++++ Provided entries

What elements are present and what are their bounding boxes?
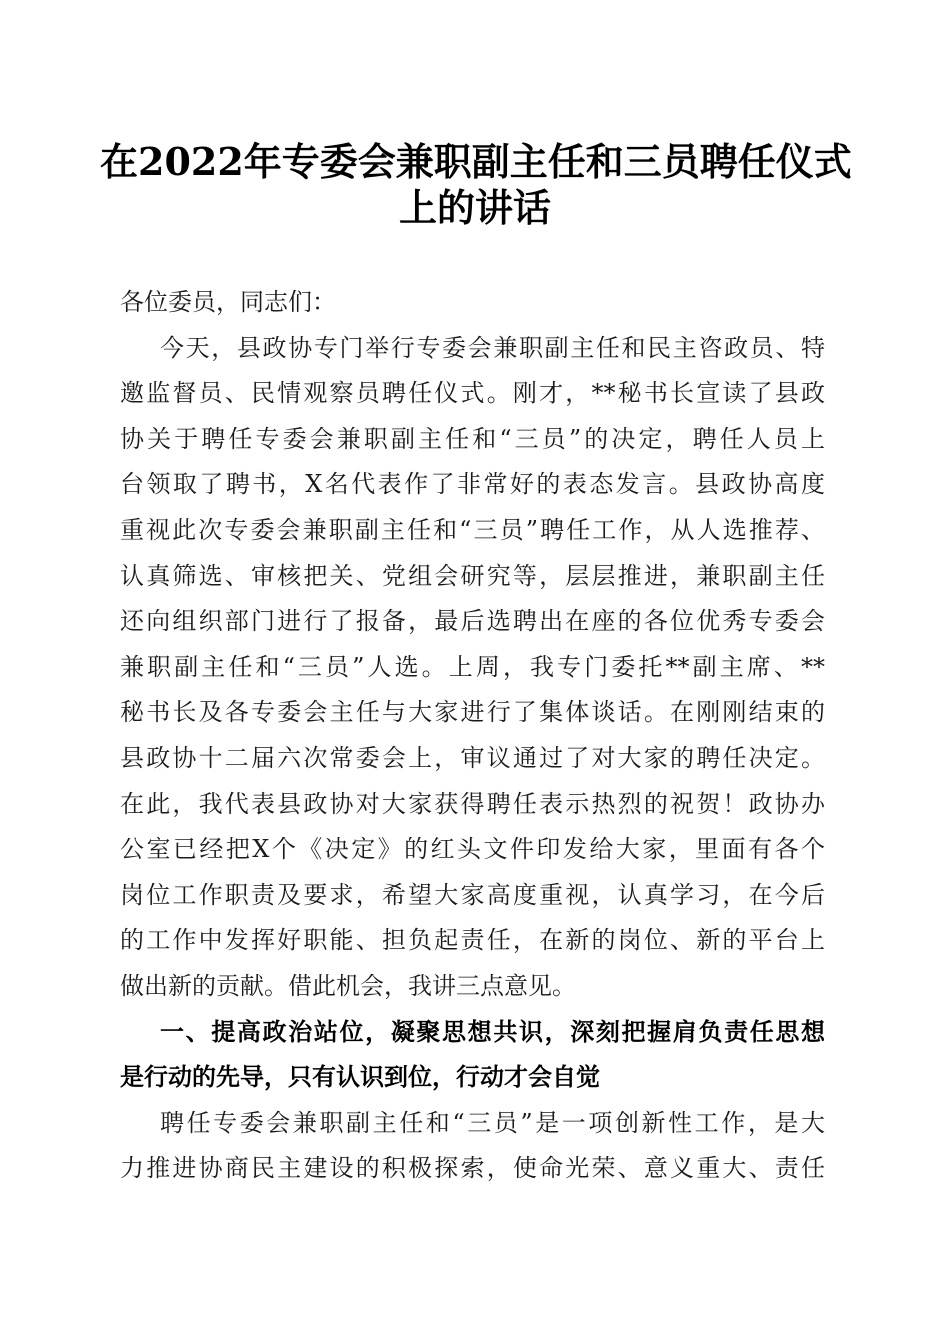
section-heading-line: 一、提高政治站位，凝聚思想共识，深刻把握肩负责任思想	[160, 1017, 825, 1046]
document-title-line-1: 在2022年专委会兼职副主任和三员聘任仪式	[100, 139, 852, 184]
paragraph-line: 认真筛选、审核把关、党组会研究等，层层推进，兼职副主任	[120, 561, 825, 590]
section-heading-line: 是行动的先导，只有认识到位，行动才会自觉	[120, 1063, 600, 1092]
paragraph-line: 邀监督员、民情观察员聘任仪式。刚才，**秘书长宣读了县政	[120, 379, 825, 408]
paragraph-line: 公室已经把X个《决定》的红头文件印发给大家，里面有各个	[120, 835, 825, 864]
paragraph-line: 在此，我代表县政协对大家获得聘任表示热烈的祝贺！政协办	[120, 789, 825, 818]
paragraph-line: 台领取了聘书，X名代表作了非常好的表态发言。县政协高度	[120, 470, 825, 499]
paragraph-line: 重视此次专委会兼职副主任和“三员”聘任工作，从人选推荐、	[120, 515, 825, 544]
paragraph-line: 今天，县政协专门举行专委会兼职副主任和民主咨政员、特	[160, 333, 825, 362]
document-body	[120, 280, 825, 1192]
paragraph-line: 兼职副主任和“三员”人选。上周，我专门委托**副主席、**	[120, 652, 825, 681]
paragraph-line: 力推进协商民主建设的积极探索，使命光荣、意义重大、责任	[120, 1154, 825, 1183]
document-title-line-2: 上的讲话	[398, 185, 551, 230]
paragraph-line: 岗位工作职责及要求，希望大家高度重视，认真学习，在今后	[120, 880, 825, 909]
paragraph-line: 秘书长及各专委会主任与大家进行了集体谈话。在刚刚结束的	[120, 698, 825, 727]
paragraph-line: 协关于聘任专委会兼职副主任和“三员”的决定，聘任人员上	[120, 424, 825, 453]
paragraph-line: 做出新的贡献。借此机会，我讲三点意见。	[120, 971, 576, 1000]
paragraph-line: 的工作中发挥好职能、担负起责任，在新的岗位、新的平台上	[120, 926, 825, 955]
paragraph-line: 聘任专委会兼职副主任和“三员”是一项创新性工作，是大	[160, 1108, 825, 1137]
salutation: 各位委员，同志们：	[120, 288, 336, 316]
paragraph-line: 还向组织部门进行了报备，最后选聘出在座的各位优秀专委会	[120, 607, 825, 636]
paragraph-line: 县政协十二届六次常委会上，审议通过了对大家的聘任决定。	[120, 743, 825, 772]
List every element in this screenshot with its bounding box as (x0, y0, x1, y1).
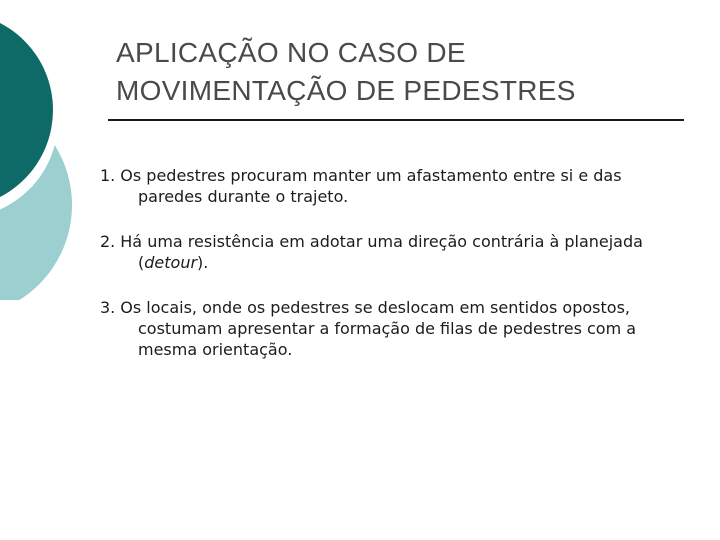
item-text-end: ). (197, 253, 209, 272)
numbered-list (100, 165, 690, 384)
item-text: Os pedestres procuram manter um afastamento entre si e das paredes durante o trajeto. (120, 166, 622, 206)
list-item (100, 231, 690, 273)
item-italic-term: detour (144, 253, 198, 272)
item-number: 2. (100, 232, 116, 251)
item-text: Há uma resistência em adotar uma direção contrária à planejada ( (120, 232, 643, 272)
item-text: Os locais, onde os pedestres se deslocam em sentidos opostos, costumam apresentar a formação de filas de pedestres com a mesma orientação. (120, 298, 637, 359)
title-line-1: APLICAÇÃO NO CASO DE (116, 37, 466, 68)
item-number: 3. (100, 298, 116, 317)
title-divider (108, 119, 684, 121)
list-item (100, 297, 690, 360)
item-number: 1. (100, 166, 116, 185)
list-item (100, 165, 690, 207)
slide-title (116, 34, 696, 110)
title-line-2: MOVIMENTAÇÃO DE PEDESTRES (116, 75, 576, 106)
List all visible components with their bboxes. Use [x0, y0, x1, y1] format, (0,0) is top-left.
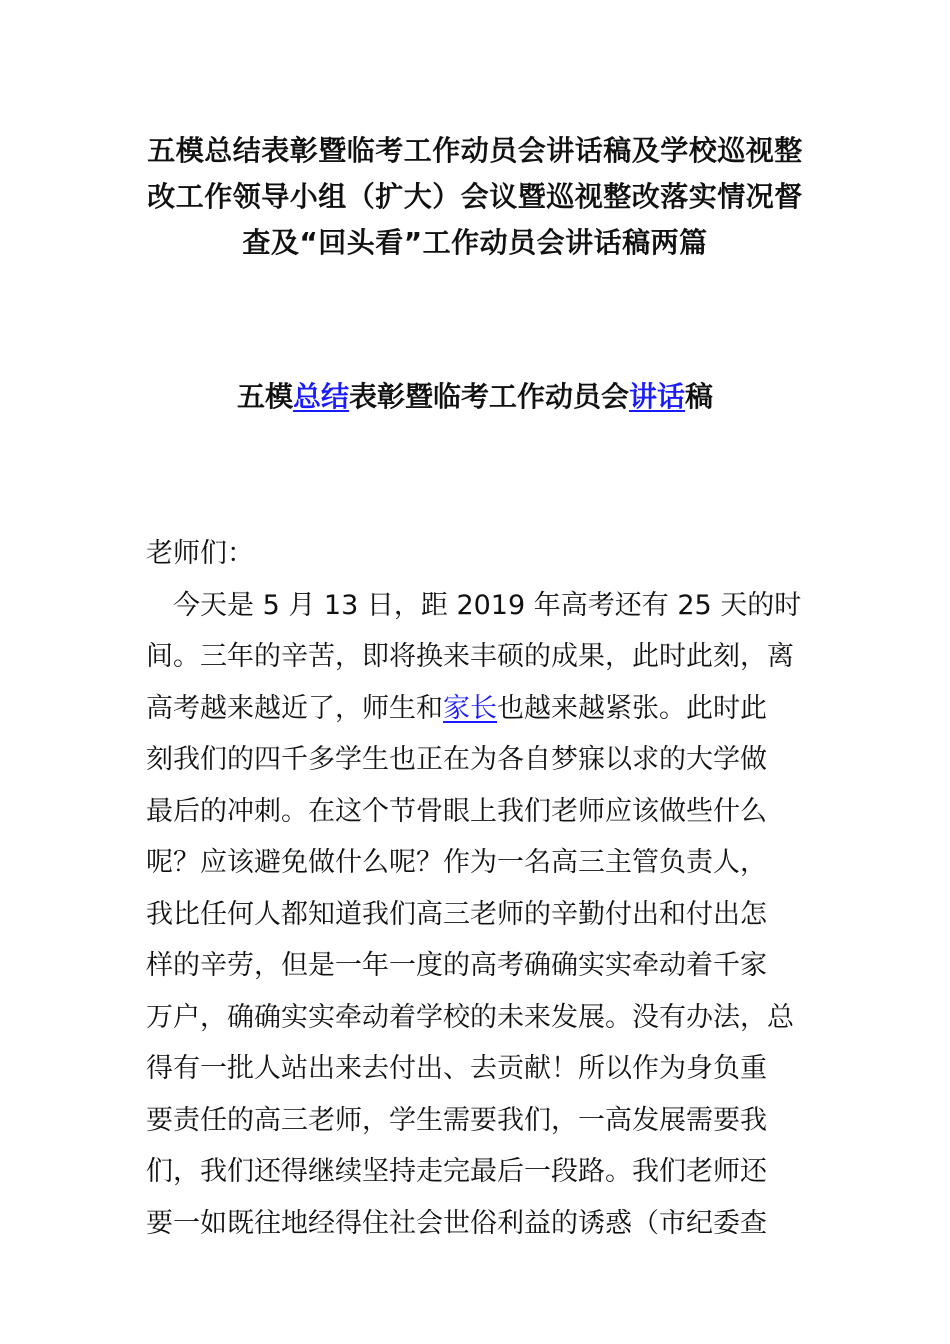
section-heading — [140, 374, 810, 420]
document-title — [140, 128, 810, 266]
line-text: 也越来越紧张。此时此 — [497, 692, 767, 724]
greeting: 老师们： — [146, 538, 254, 569]
line-text: 高考越来越近了，师生和 — [146, 692, 443, 724]
paragraph-line: 刻我们的四千多学生也正在为各自梦寐以求的大学做 — [146, 744, 767, 775]
paragraph-line: 万户，确确实实牵动着学校的未来发展。没有办法，总 — [146, 1001, 794, 1033]
paragraph-line: 最后的冲刺。在这个节骨眼上我们老师应该做些什么 — [146, 795, 767, 827]
paragraph-line: 得有一批人站出来去付出、去贡献！所以作为身负重 — [146, 1053, 767, 1084]
paragraph-line: 们，我们还得继续坚持走完最后一段路。我们老师还 — [146, 1156, 767, 1187]
paragraph-line: 呢？应该避免做什么呢？作为一名高三主管负责人， — [146, 847, 767, 878]
heading-text: 五模 — [236, 380, 293, 413]
title-line: 五模总结表彰暨临考工作动员会讲话稿及学校巡视整 — [147, 134, 803, 167]
heading-text: 稿 — [685, 380, 714, 413]
link-summary[interactable]: 总结 — [292, 380, 349, 413]
paragraph-line: 我比任何人都知道我们高三老师的辛勤付出和付出怎 — [146, 898, 767, 930]
title-line: 改工作领导小组（扩大）会议暨巡视整改落实情况督 — [147, 180, 803, 213]
link-parents[interactable]: 家长 — [443, 692, 497, 724]
paragraph-line: 间。三年的辛苦，即将换来丰硕的成果，此时此刻，离 — [146, 641, 794, 672]
paragraph-line: 要一如既往地经得住社会世俗利益的诱惑（市纪委查 — [146, 1207, 767, 1239]
paragraph-line: 样的辛劳，但是一年一度的高考确确实实牵动着千家 — [146, 950, 767, 981]
title-line: 查及“回头看”工作动员会讲话稿两篇 — [242, 226, 708, 259]
heading-text: 表彰暨临考工作动员会 — [348, 380, 629, 413]
paragraph-line: 要责任的高三老师，学生需要我们，一高发展需要我 — [146, 1104, 767, 1136]
link-speech[interactable]: 讲话 — [629, 380, 686, 413]
paragraph-line: 今天是 5 月 13 日，距 2019 年高考还有 25 天的时 — [146, 589, 802, 621]
paragraph-line — [146, 683, 806, 735]
body-text — [146, 528, 806, 1249]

++++++++

• Exercise brief
Swap every "paragraph-line" in the entries above for "text-line" and write out all the entries again with nothing else changed. Leave out the pictures.

• Solution to the exercise
What elements are present and what are their bounding boxes?
section-heading-line: 一、提高政治站位，凝聚思想共识，深刻把握肩负责任思想	[160, 1017, 825, 1046]
document-title-line-1: 在2022年专委会兼职副主任和三员聘任仪式	[100, 139, 852, 184]
text-line: 认真筛选、审核把关、党组会研究等，层层推进，兼职副主任	[120, 561, 825, 590]
section-heading-line: 是行动的先导，只有认识到位，行动才会自觉	[120, 1063, 600, 1092]
text-line: 邀监督员、民情观察员聘任仪式。刚才，**秘书长宣读了县政	[120, 379, 825, 408]
text-line: 公室已经把X个《决定》的红头文件印发给大家，里面有各个	[120, 835, 825, 864]
text-line: 在此，我代表县政协对大家获得聘任表示热烈的祝贺！政协办	[120, 789, 825, 818]
text-line: 台领取了聘书，X名代表作了非常好的表态发言。县政协高度	[120, 470, 825, 499]
text-line: 重视此次专委会兼职副主任和“三员”聘任工作，从人选推荐、	[120, 515, 825, 544]
text-line: 今天，县政协专门举行专委会兼职副主任和民主咨政员、特	[160, 333, 825, 362]
document-body	[120, 280, 825, 1192]
text-line: 兼职副主任和“三员”人选。上周，我专门委托**副主席、**	[120, 652, 825, 681]
text-line: 力推进协商民主建设的积极探索，使命光荣、意义重大、责任	[120, 1154, 825, 1183]
document-title-line-2: 上的讲话	[398, 185, 551, 230]
text-line: 岗位工作职责及要求，希望大家高度重视，认真学习，在今后	[120, 880, 825, 909]
text-line: 秘书长及各专委会主任与大家进行了集体谈话。在刚刚结束的	[120, 698, 825, 727]
text-line: 协关于聘任专委会兼职副主任和“三员”的决定，聘任人员上	[120, 424, 825, 453]
text-line: 做出新的贡献。借此机会，我讲三点意见。	[120, 971, 576, 1000]
text-line: 的工作中发挥好职能、担负起责任，在新的岗位、新的平台上	[120, 926, 825, 955]
text-line: 聘任专委会兼职副主任和“三员”是一项创新性工作，是大	[160, 1108, 825, 1137]
salutation: 各位委员，同志们：	[120, 288, 336, 316]
text-line: 还向组织部门进行了报备，最后选聘出在座的各位优秀专委会	[120, 607, 825, 636]
text-line: 县政协十二届六次常委会上，审议通过了对大家的聘任决定。	[120, 743, 825, 772]
List every element in this screenshot with its bounding box as (x0, y0, x1, y1).
item-text-end: ). (197, 253, 209, 272)
numbered-list (100, 165, 690, 384)
item-text: Os pedestres procuram manter um afastamento entre si e das paredes durante o trajeto. (120, 166, 622, 206)
list-item (100, 231, 690, 273)
item-italic-term: detour (144, 253, 198, 272)
item-number: 2. (100, 232, 116, 251)
item-text: Há uma resistência em adotar uma direção contrária à planejada ( (120, 232, 643, 272)
item-text: Os locais, onde os pedestres se deslocam em sentidos opostos, costumam apresentar a formação de filas de pedestres com a mesma orientação. (120, 298, 637, 359)
title-line-1: APLICAÇÃO NO CASO DE (116, 37, 466, 68)
item-number: 3. (100, 298, 116, 317)
title-divider (108, 119, 684, 121)
list-item (100, 297, 690, 360)
item-number: 1. (100, 166, 116, 185)
list-item (100, 165, 690, 207)
slide-title (116, 34, 696, 110)
title-line-2: MOVIMENTAÇÃO DE PEDESTRES (116, 75, 576, 106)
List all visible components with their bboxes. Use [x0, y0, x1, y1] format, (0,0) is top-left.
section-heading — [140, 374, 810, 420]
document-title — [140, 128, 810, 266]
line-text: 也越来越紧张。此时此 — [497, 692, 767, 724]
greeting: 老师们： — [146, 538, 254, 569]
line-text: 高考越来越近了，师生和 — [146, 692, 443, 724]
text-line: 刻我们的四千多学生也正在为各自梦寐以求的大学做 — [146, 744, 767, 775]
text-line: 万户，确确实实牵动着学校的未来发展。没有办法，总 — [146, 1001, 794, 1033]
text-line: 最后的冲刺。在这个节骨眼上我们老师应该做些什么 — [146, 795, 767, 827]
text-line: 得有一批人站出来去付出、去贡献！所以作为身负重 — [146, 1053, 767, 1084]
text-line: 们，我们还得继续坚持走完最后一段路。我们老师还 — [146, 1156, 767, 1187]
text-line: 呢？应该避免做什么呢？作为一名高三主管负责人， — [146, 847, 767, 878]
heading-text: 五模 — [236, 380, 293, 413]
title-line: 五模总结表彰暨临考工作动员会讲话稿及学校巡视整 — [147, 134, 803, 167]
heading-text: 稿 — [685, 380, 714, 413]
link-summary[interactable]: 总结 — [292, 380, 349, 413]
text-line: 我比任何人都知道我们高三老师的辛勤付出和付出怎 — [146, 898, 767, 930]
title-line: 改工作领导小组（扩大）会议暨巡视整改落实情况督 — [147, 180, 803, 213]
link-parents[interactable]: 家长 — [443, 692, 497, 724]
text-line: 间。三年的辛苦，即将换来丰硕的成果，此时此刻，离 — [146, 641, 794, 672]
text-line: 要一如既往地经得住社会世俗利益的诱惑（市纪委查 — [146, 1207, 767, 1239]
text-line: 样的辛劳，但是一年一度的高考确确实实牵动着千家 — [146, 950, 767, 981]
title-line: 查及“回头看”工作动员会讲话稿两篇 — [242, 226, 708, 259]
heading-text: 表彰暨临考工作动员会 — [348, 380, 629, 413]
text-line: 要责任的高三老师，学生需要我们，一高发展需要我 — [146, 1104, 767, 1136]
link-speech[interactable]: 讲话 — [629, 380, 686, 413]
text-line: 今天是 5 月 13 日，距 2019 年高考还有 25 天的时 — [146, 589, 802, 621]
text-line — [146, 683, 806, 735]
body-text — [146, 528, 806, 1249]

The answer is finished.